- _DIRECTIONS FOR THIS TASK_
Copy out all lines with the word "true" in them.

Extracts from a graphics dataset
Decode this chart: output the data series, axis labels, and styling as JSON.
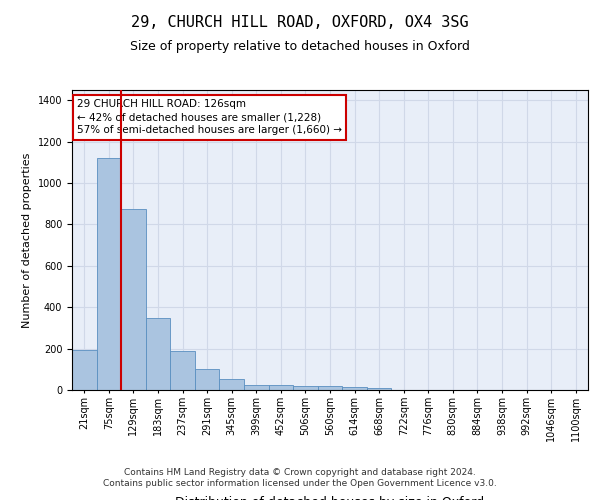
{
  "title": "29, CHURCH HILL ROAD, OXFORD, OX4 3SG",
  "subtitle": "Size of property relative to detached houses in Oxford",
  "xlabel": "Distribution of detached houses by size in Oxford",
  "ylabel": "Number of detached properties",
  "categories": [
    "21sqm",
    "75sqm",
    "129sqm",
    "183sqm",
    "237sqm",
    "291sqm",
    "345sqm",
    "399sqm",
    "452sqm",
    "506sqm",
    "560sqm",
    "614sqm",
    "668sqm",
    "722sqm",
    "776sqm",
    "830sqm",
    "884sqm",
    "938sqm",
    "992sqm",
    "1046sqm",
    "1100sqm"
  ],
  "values": [
    195,
    1120,
    875,
    350,
    190,
    100,
    55,
    25,
    25,
    20,
    20,
    15,
    10,
    0,
    0,
    0,
    0,
    0,
    0,
    0,
    0
  ],
  "bar_color": "#aac4e0",
  "bar_edge_color": "#5a8fc0",
  "annotation_text": "29 CHURCH HILL ROAD: 126sqm\n← 42% of detached houses are smaller (1,228)\n57% of semi-detached houses are larger (1,660) →",
  "annotation_box_color": "#ffffff",
  "annotation_box_edge_color": "#cc0000",
  "vline_color": "#cc0000",
  "vline_x": 1.5,
  "ylim": [
    0,
    1450
  ],
  "yticks": [
    0,
    200,
    400,
    600,
    800,
    1000,
    1200,
    1400
  ],
  "grid_color": "#d0d8e8",
  "bg_color": "#e8eef8",
  "footer_text": "Contains HM Land Registry data © Crown copyright and database right 2024.\nContains public sector information licensed under the Open Government Licence v3.0.",
  "title_fontsize": 11,
  "subtitle_fontsize": 9,
  "xlabel_fontsize": 9,
  "ylabel_fontsize": 8,
  "tick_fontsize": 7,
  "annotation_fontsize": 7.5,
  "footer_fontsize": 6.5
}
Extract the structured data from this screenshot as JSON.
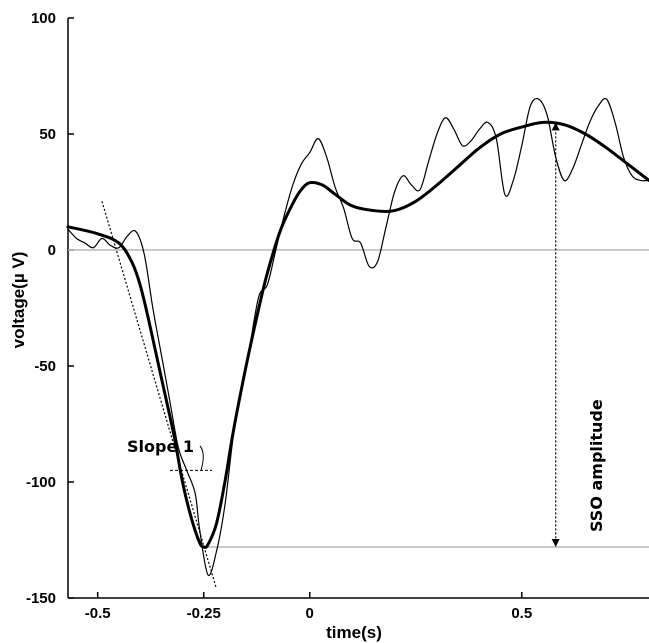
{
  "chart_data": {
    "type": "line",
    "title": "",
    "xlabel": "time(s)",
    "ylabel": "voltage(µ V)",
    "xlim": [
      -0.57,
      0.8
    ],
    "ylim": [
      -150,
      100
    ],
    "x_ticks": [
      -0.5,
      -0.25,
      0,
      0.5
    ],
    "x_tick_labels": [
      "-0.5",
      "-0.25",
      "0",
      "0.5"
    ],
    "y_ticks": [
      -150,
      -100,
      -50,
      0,
      50,
      100
    ],
    "y_tick_labels": [
      "-150",
      "-100",
      "-50",
      "0",
      "50",
      "100"
    ],
    "grid": false,
    "legend": "none",
    "series": [
      {
        "style": "thin",
        "x": [
          -0.57,
          -0.55,
          -0.53,
          -0.51,
          -0.49,
          -0.47,
          -0.45,
          -0.43,
          -0.41,
          -0.39,
          -0.37,
          -0.35,
          -0.33,
          -0.31,
          -0.29,
          -0.27,
          -0.26,
          -0.24,
          -0.22,
          -0.2,
          -0.18,
          -0.16,
          -0.14,
          -0.12,
          -0.1,
          -0.08,
          -0.06,
          -0.04,
          -0.02,
          0.0,
          0.02,
          0.04,
          0.06,
          0.08,
          0.1,
          0.12,
          0.14,
          0.16,
          0.18,
          0.2,
          0.22,
          0.24,
          0.26,
          0.28,
          0.3,
          0.32,
          0.34,
          0.36,
          0.38,
          0.4,
          0.42,
          0.44,
          0.46,
          0.48,
          0.5,
          0.52,
          0.54,
          0.56,
          0.58,
          0.6,
          0.62,
          0.64,
          0.66,
          0.68,
          0.7,
          0.72,
          0.74,
          0.76,
          0.78,
          0.8
        ],
        "values": [
          9,
          5,
          3,
          1,
          5,
          2,
          1,
          6,
          8,
          -2,
          -25,
          -45,
          -65,
          -85,
          -95,
          -105,
          -120,
          -140,
          -130,
          -110,
          -80,
          -60,
          -40,
          -20,
          -15,
          0,
          15,
          28,
          37,
          42,
          48,
          40,
          27,
          18,
          5,
          3,
          -7,
          -5,
          10,
          25,
          32,
          28,
          26,
          38,
          50,
          57,
          52,
          45,
          47,
          52,
          55,
          48,
          24,
          30,
          45,
          62,
          65,
          58,
          40,
          30,
          35,
          45,
          55,
          62,
          65,
          55,
          40,
          32,
          30,
          30
        ]
      },
      {
        "style": "bold",
        "x": [
          -0.57,
          -0.5,
          -0.45,
          -0.42,
          -0.4,
          -0.38,
          -0.35,
          -0.32,
          -0.3,
          -0.28,
          -0.26,
          -0.25,
          -0.24,
          -0.22,
          -0.2,
          -0.18,
          -0.15,
          -0.12,
          -0.1,
          -0.07,
          -0.04,
          -0.02,
          0.0,
          0.03,
          0.06,
          0.1,
          0.15,
          0.2,
          0.25,
          0.3,
          0.35,
          0.4,
          0.45,
          0.5,
          0.55,
          0.6,
          0.65,
          0.7,
          0.75,
          0.8
        ],
        "values": [
          10,
          7,
          3,
          -5,
          -15,
          -30,
          -55,
          -80,
          -100,
          -115,
          -126,
          -128,
          -127,
          -118,
          -100,
          -78,
          -50,
          -25,
          -10,
          8,
          20,
          26,
          29,
          28,
          24,
          19,
          17,
          17,
          21,
          28,
          36,
          44,
          50,
          53,
          55,
          54,
          50,
          44,
          37,
          30
        ]
      }
    ],
    "annotations": {
      "slope_label": "Slope 1",
      "sso_label": "SSO amplitude"
    }
  }
}
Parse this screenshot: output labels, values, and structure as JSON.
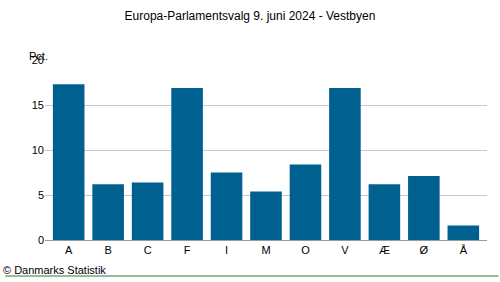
{
  "chart_data": {
    "type": "bar",
    "title": "Europa-Parlamentsvalg 9. juni 2024 - Vestbyen",
    "ylabel": "Pct.",
    "source": "© Danmarks Statistik",
    "categories": [
      "A",
      "B",
      "C",
      "F",
      "I",
      "M",
      "O",
      "V",
      "Æ",
      "Ø",
      "Å"
    ],
    "values": [
      17.3,
      6.2,
      6.4,
      16.9,
      7.5,
      5.4,
      8.4,
      16.9,
      6.2,
      7.1,
      1.6
    ],
    "color": "#00608f",
    "ylim": [
      0,
      20
    ],
    "yticks": [
      0,
      5,
      10,
      15,
      20
    ],
    "grid": true
  }
}
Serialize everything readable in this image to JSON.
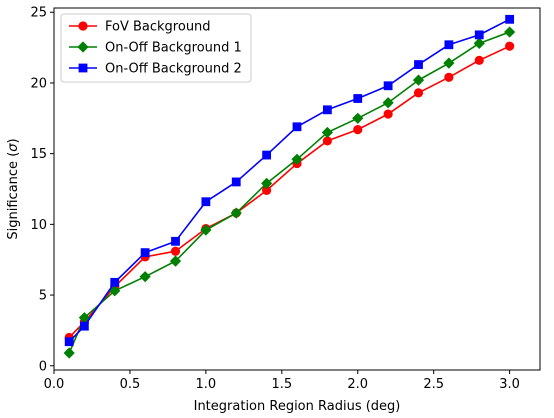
{
  "chart_data": {
    "type": "line",
    "xlabel": "Integration Region Radius (deg)",
    "ylabel_prefix": "Significance (",
    "ylabel_sigma": "σ",
    "ylabel_suffix": ")",
    "xlim": [
      0.0,
      3.2
    ],
    "ylim": [
      -0.3,
      25.3
    ],
    "xticks": [
      0.0,
      0.5,
      1.0,
      1.5,
      2.0,
      2.5,
      3.0
    ],
    "xtick_labels": [
      "0.0",
      "0.5",
      "1.0",
      "1.5",
      "2.0",
      "2.5",
      "3.0"
    ],
    "yticks": [
      0,
      5,
      10,
      15,
      20,
      25
    ],
    "ytick_labels": [
      "0",
      "5",
      "10",
      "15",
      "20",
      "25"
    ],
    "grid": false,
    "legend_position": "top-left",
    "x": [
      0.1,
      0.2,
      0.4,
      0.6,
      0.8,
      1.0,
      1.2,
      1.4,
      1.6,
      1.8,
      2.0,
      2.2,
      2.4,
      2.6,
      2.8,
      3.0
    ],
    "series": [
      {
        "name": "FoV Background",
        "color": "#ff0000",
        "marker": "circle",
        "values": [
          2.0,
          3.1,
          5.6,
          7.7,
          8.1,
          9.7,
          10.8,
          12.4,
          14.3,
          15.9,
          16.7,
          17.8,
          19.3,
          20.4,
          21.6,
          22.6
        ]
      },
      {
        "name": "On-Off Background 1",
        "color": "#008000",
        "marker": "diamond",
        "values": [
          0.9,
          3.4,
          5.3,
          6.3,
          7.4,
          9.6,
          10.8,
          12.9,
          14.6,
          16.5,
          17.5,
          18.6,
          20.2,
          21.4,
          22.8,
          23.6
        ]
      },
      {
        "name": "On-Off Background 2",
        "color": "#0000ff",
        "marker": "square",
        "values": [
          1.7,
          2.8,
          5.9,
          8.0,
          8.8,
          11.6,
          13.0,
          14.9,
          16.9,
          18.1,
          18.9,
          19.8,
          21.3,
          22.7,
          23.4,
          24.5
        ]
      }
    ]
  }
}
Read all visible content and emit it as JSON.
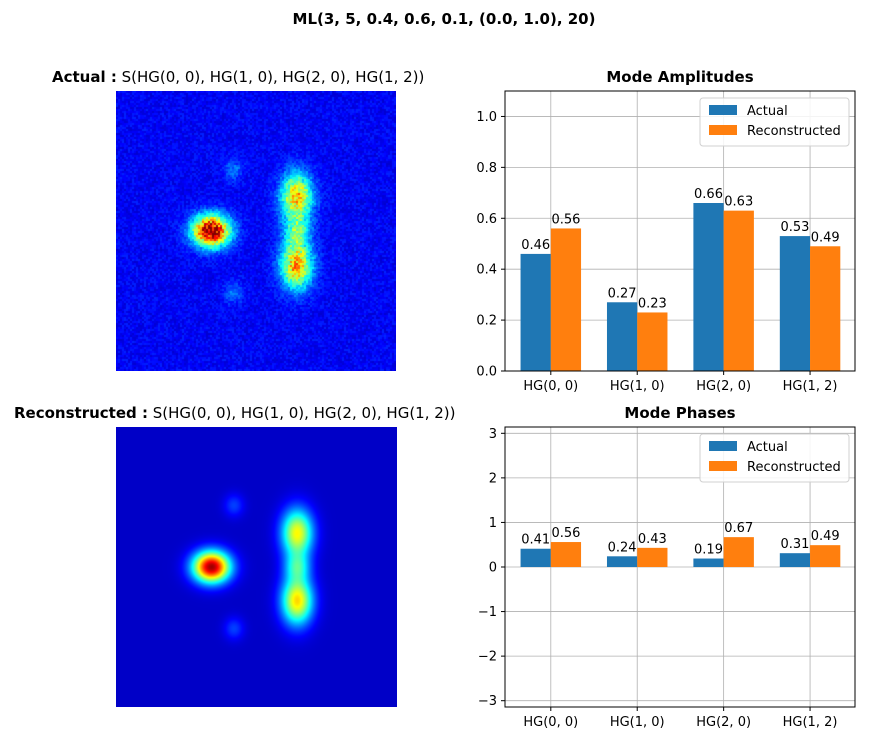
{
  "figure": {
    "title": "ML(3, 5, 0.4, 0.6, 0.1, (0.0, 1.0), 20)"
  },
  "images": [
    {
      "label_bold": "Actual :",
      "label": "S(HG(0, 0), HG(1, 0), HG(2, 0), HG(1, 2))",
      "colormap": "jet",
      "noisy": true
    },
    {
      "label_bold": "Reconstructed :",
      "label": "S(HG(0, 0), HG(1, 0), HG(2, 0), HG(1, 2))",
      "colormap": "jet",
      "noisy": false
    }
  ],
  "colors": {
    "actual": "#1f77b4",
    "reconstructed": "#ff7f0e",
    "grid": "#b0b0b0"
  },
  "chart_data": [
    {
      "type": "bar",
      "title": "Mode Amplitudes",
      "categories": [
        "HG(0, 0)",
        "HG(1, 0)",
        "HG(2, 0)",
        "HG(1, 2)"
      ],
      "series": [
        {
          "name": "Actual",
          "values": [
            0.46,
            0.27,
            0.66,
            0.53
          ],
          "labels": [
            "0.46",
            "0.27",
            "0.66",
            "0.53"
          ]
        },
        {
          "name": "Reconstructed",
          "values": [
            0.56,
            0.23,
            0.63,
            0.49
          ],
          "labels": [
            "0.56",
            "0.23",
            "0.63",
            "0.49"
          ]
        }
      ],
      "ylim": [
        0,
        1.1
      ],
      "yticks": [
        0.0,
        0.2,
        0.4,
        0.6,
        0.8,
        1.0
      ],
      "ytick_labels": [
        "0.0",
        "0.2",
        "0.4",
        "0.6",
        "0.8",
        "1.0"
      ],
      "grid": true,
      "legend": "top-right"
    },
    {
      "type": "bar",
      "title": "Mode Phases",
      "categories": [
        "HG(0, 0)",
        "HG(1, 0)",
        "HG(2, 0)",
        "HG(1, 2)"
      ],
      "series": [
        {
          "name": "Actual",
          "values": [
            0.41,
            0.24,
            0.19,
            0.31
          ],
          "labels": [
            "0.41",
            "0.24",
            "0.19",
            "0.31"
          ]
        },
        {
          "name": "Reconstructed",
          "values": [
            0.56,
            0.43,
            0.67,
            0.49
          ],
          "labels": [
            "0.56",
            "0.43",
            "0.67",
            "0.49"
          ]
        }
      ],
      "ylim": [
        -3.14159,
        3.14159
      ],
      "yticks": [
        -3,
        -2,
        -1,
        0,
        1,
        2,
        3
      ],
      "ytick_labels": [
        "−3",
        "−2",
        "−1",
        "0",
        "1",
        "2",
        "3"
      ],
      "grid": true,
      "legend": "top-right"
    }
  ]
}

- _RESULT BELOW_
    "grid": true
      "noisy": true
      "grid": true,
      "grid": true,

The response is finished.